What you should do:
Print the records below word for word, but leave out the pictures.

____ Listing

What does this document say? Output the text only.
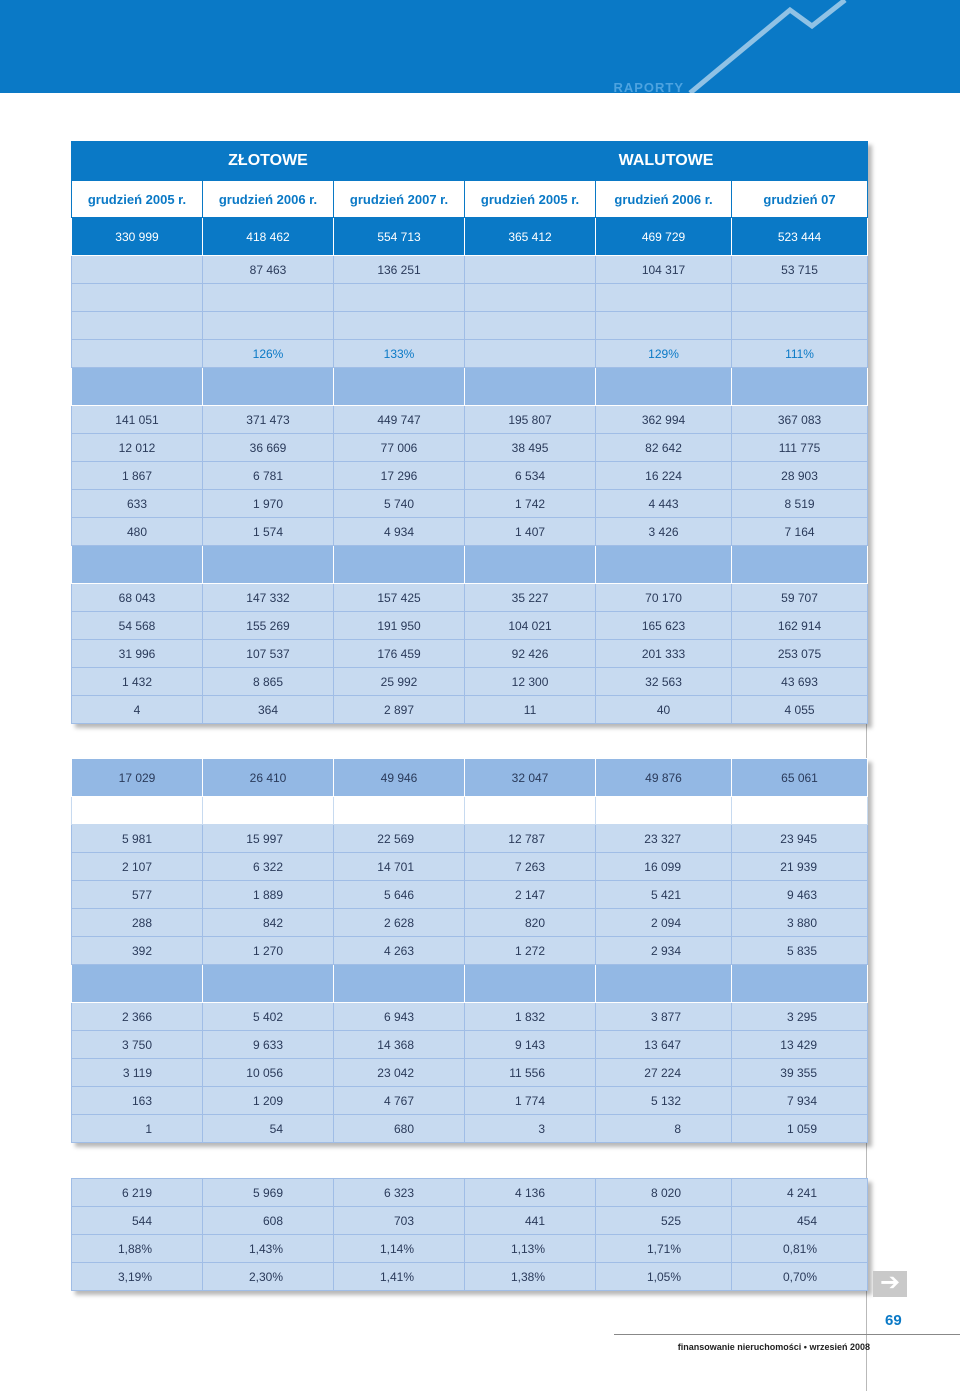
RAPORTY
ZŁOTOWE			WALUTOWE		
grudzień 2005 r.	grudzień 2006 r.	grudzień 2007 r.	grudzień 2005 r.	grudzień 2006 r.	grudzień 07
330 999	418 462	554 713	365 412	469 729	523 444
	87 463	136 251		104 317	53 715

	126%	133%		129%	111%

141 051	371 473	449 747	195 807	362 994	367 083
12 012	36 669	77 006	38 495	82 642	111 775
1 867	6 781	17 296	6 534	16 224	28 903
633	1 970	5 740	1 742	4 443	8 519
480	1 574	4 934	1 407	3 426	7 164

68 043	147 332	157 425	35 227	70 170	59 707
54 568	155 269	191 950	104 021	165 623	162 914
31 996	107 537	176 459	92 426	201 333	253 075
1 432	8 865	25 992	12 300	32 563	43 693
4	364	2 897	11	40	4 055
17 029	26 410	49 946	32 047	49 876	65 061

5 981	15 997	22 569	12 787	23 327	23 945
2 107	6 322	14 701	7 263	16 099	21 939
577	1 889	5 646	2 147	5 421	9 463
288	842	2 628	820	2 094	3 880
392	1 270	4 263	1 272	2 934	5 835

2 366	5 402	6 943	1 832	3 877	3 295
3 750	9 633	14 368	9 143	13 647	13 429
3 119	10 056	23 042	11 556	27 224	39 355
163	1 209	4 767	1 774	5 132	7 934
1	54	680	3	8	1 059
6 219	5 969	6 323	4 136	8 020	4 241
544	608	703	441	525	454
1,88%	1,43%	1,14%	1,13%	1,71%	0,81%
3,19%	2,30%	1,41%	1,38%	1,05%	0,70%	➔
69
finansowanie nieruchomości • wrzesień 2008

________

Answer to the exercise:
What does this document say? Output the text only.
RAPORTY
ZŁOTOWE			WALUTOWE		
grudzień 2005 r.	grudzień 2006 r.	grudzień 2007 r.	grudzień 2005 r.	grudzień 2006 r.	grudzień 07
330 999	418 462	554 713	365 412	469 729	523 444
	87 463	136 251		104 317	53 715

	126%	133%		129%	111%

141 051	371 473	449 747	195 807	362 994	367 083
12 012	36 669	77 006	38 495	82 642	111 775
1 867	6 781	17 296	6 534	16 224	28 903
633	1 970	5 740	1 742	4 443	8 519
480	1 574	4 934	1 407	3 426	7 164

68 043	147 332	157 425	35 227	70 170	59 707
54 568	155 269	191 950	104 021	165 623	162 914
31 996	107 537	176 459	92 426	201 333	253 075
1 432	8 865	25 992	12 300	32 563	43 693
4	364	2 897	11	40	4 055
17 029	26 410	49 946	32 047	49 876	65 061

5 981	15 997	22 569	12 787	23 327	23 945
2 107	6 322	14 701	7 263	16 099	21 939
577	1 889	5 646	2 147	5 421	9 463
288	842	2 628	820	2 094	3 880
392	1 270	4 263	1 272	2 934	5 835

2 366	5 402	6 943	1 832	3 877	3 295
3 750	9 633	14 368	9 143	13 647	13 429
3 119	10 056	23 042	11 556	27 224	39 355
163	1 209	4 767	1 774	5 132	7 934
1	54	680	3	8	1 059
6 219	5 969	6 323	4 136	8 020	4 241
544	608	703	441	525	454
1,88%	1,43%	1,14%	1,13%	1,71%	0,81%
3,19%	2,30%	1,41%	1,38%	1,05%	0,70%	➔
69
finansowanie nieruchomości • wrzesień 2008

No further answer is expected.